DIRECTIVE: Check each line of the material below for "text", then copy the ones that contain it.

(Dataset excerpt)

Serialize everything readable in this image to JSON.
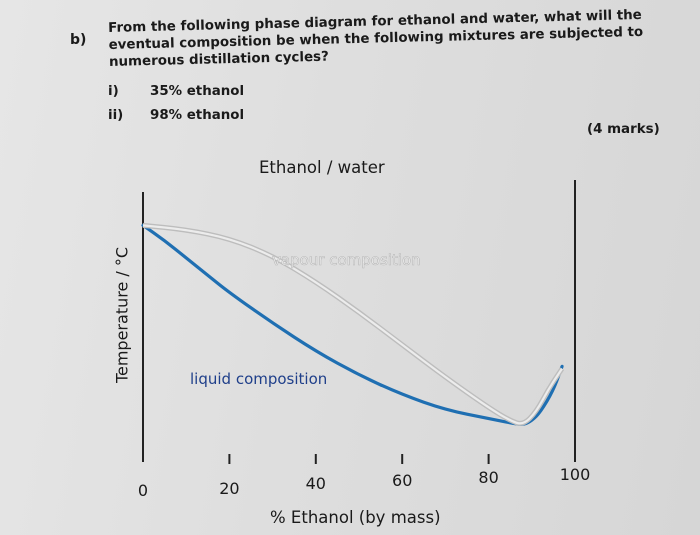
{
  "question": {
    "label": "b)",
    "text": "From the following phase diagram for ethanol and water, what will the eventual composition be when the following mixtures are subjected to numerous distillation cycles?",
    "items": [
      {
        "num": "i)",
        "text": "35% ethanol"
      },
      {
        "num": "ii)",
        "text": "98% ethanol"
      }
    ],
    "marks": "(4 marks)"
  },
  "chart_data": {
    "type": "line",
    "title": "Ethanol / water",
    "xlabel": "% Ethanol (by mass)",
    "ylabel": "Temperature / °C",
    "xlim": [
      0,
      100
    ],
    "xticks": [
      0,
      20,
      40,
      60,
      80,
      100
    ],
    "grid": false,
    "series": [
      {
        "name": "liquid composition",
        "color": "#1f6fb2",
        "x": [
          0,
          5,
          10,
          15,
          20,
          30,
          40,
          50,
          60,
          70,
          80,
          85,
          88,
          90,
          92,
          95,
          97
        ],
        "y": [
          0.92,
          0.85,
          0.77,
          0.69,
          0.61,
          0.47,
          0.34,
          0.23,
          0.14,
          0.07,
          0.03,
          0.01,
          0.0,
          0.02,
          0.06,
          0.16,
          0.27
        ]
      },
      {
        "name": "vapour composition",
        "color": "#c8c8c8",
        "x": [
          0,
          10,
          20,
          30,
          40,
          50,
          60,
          70,
          80,
          85,
          88,
          91,
          94,
          97
        ],
        "y": [
          0.92,
          0.9,
          0.86,
          0.78,
          0.66,
          0.52,
          0.37,
          0.22,
          0.08,
          0.02,
          0.0,
          0.06,
          0.17,
          0.26
        ]
      }
    ],
    "annotations": [
      "liquid composition",
      "vapour composition"
    ]
  }
}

SOLUTION:
    "text": "From the following phase diagram for ethanol and water, what will the eventual composition be when the following mixtures are subjected to numerous distillation cycles?",
        "text": "35% ethanol"
        "text": "98% ethanol"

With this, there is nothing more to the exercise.